▼▼▼

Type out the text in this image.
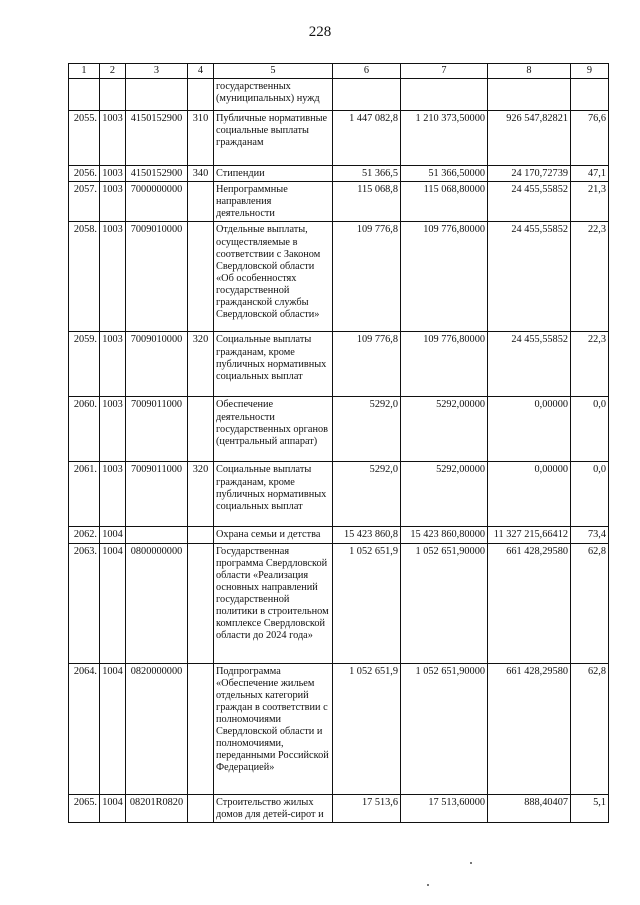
228
1	2	3	4	5	6	7	8	9
				государственных (муниципальных) нужд				
2055.	1003	4150152900	310	Публичные нормативные социальные выплаты гражданам	1 447 082,8	1 210 373,50000	926 547,82821	76,6
2056.	1003	4150152900	340	Стипендии	51 366,5	51 366,50000	24 170,72739	47,1
2057.	1003	7000000000		Непрограммные направления деятельности	115 068,8	115 068,80000	24 455,55852	21,3
2058.	1003	7009010000		Отдельные выплаты, осуществляемые в соответствии с Законом Свердловской области «Об особенностях государственной гражданской службы Свердловской области»	109 776,8	109 776,80000	24 455,55852	22,3
2059.	1003	7009010000	320	Социальные выплаты гражданам, кроме публичных нормативных социальных выплат	109 776,8	109 776,80000	24 455,55852	22,3
2060.	1003	7009011000		Обеспечение деятельности государственных органов (центральный аппарат)	5292,0	5292,00000	0,00000	0,0
2061.	1003	7009011000	320	Социальные выплаты гражданам, кроме публичных нормативных социальных выплат	5292,0	5292,00000	0,00000	0,0
2062.	1004			Охрана семьи и детства	15 423 860,8	15 423 860,80000	11 327 215,66412	73,4
2063.	1004	0800000000		Государственная программа Свердловской области «Реализация основных направлений государственной политики в строительном комплексе Свердловской области до 2024 года»	1 052 651,9	1 052 651,90000	661 428,29580	62,8
2064.	1004	0820000000		Подпрограмма «Обеспечение жильем отдельных категорий граждан в соответствии с полномочиями Свердловской области и полномочиями, переданными Российской Федерацией»	1 052 651,9	1 052 651,90000	661 428,29580	62,8
2065.	1004	08201R0820		Строительство жилых домов для детей-сирот и	17 513,6	17 513,60000	888,40407	5,1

▲▲▲

● **TASK GOAL**:
Each record above is to be restated exactly, with its pictures removed from the copy.

● **FULL SOLUTION**:
Type out the text in this image.
228
1	2	3	4	5	6	7	8	9
				государственных (муниципальных) нужд				
2055.	1003	4150152900	310	Публичные нормативные социальные выплаты гражданам	1 447 082,8	1 210 373,50000	926 547,82821	76,6
2056.	1003	4150152900	340	Стипендии	51 366,5	51 366,50000	24 170,72739	47,1
2057.	1003	7000000000		Непрограммные направления деятельности	115 068,8	115 068,80000	24 455,55852	21,3
2058.	1003	7009010000		Отдельные выплаты, осуществляемые в соответствии с Законом Свердловской области «Об особенностях государственной гражданской службы Свердловской области»	109 776,8	109 776,80000	24 455,55852	22,3
2059.	1003	7009010000	320	Социальные выплаты гражданам, кроме публичных нормативных социальных выплат	109 776,8	109 776,80000	24 455,55852	22,3
2060.	1003	7009011000		Обеспечение деятельности государственных органов (центральный аппарат)	5292,0	5292,00000	0,00000	0,0
2061.	1003	7009011000	320	Социальные выплаты гражданам, кроме публичных нормативных социальных выплат	5292,0	5292,00000	0,00000	0,0
2062.	1004			Охрана семьи и детства	15 423 860,8	15 423 860,80000	11 327 215,66412	73,4
2063.	1004	0800000000		Государственная программа Свердловской области «Реализация основных направлений государственной политики в строительном комплексе Свердловской области до 2024 года»	1 052 651,9	1 052 651,90000	661 428,29580	62,8
2064.	1004	0820000000		Подпрограмма «Обеспечение жильем отдельных категорий граждан в соответствии с полномочиями Свердловской области и полномочиями, переданными Российской Федерацией»	1 052 651,9	1 052 651,90000	661 428,29580	62,8
2065.	1004	08201R0820		Строительство жилых домов для детей-сирот и	17 513,6	17 513,60000	888,40407	5,1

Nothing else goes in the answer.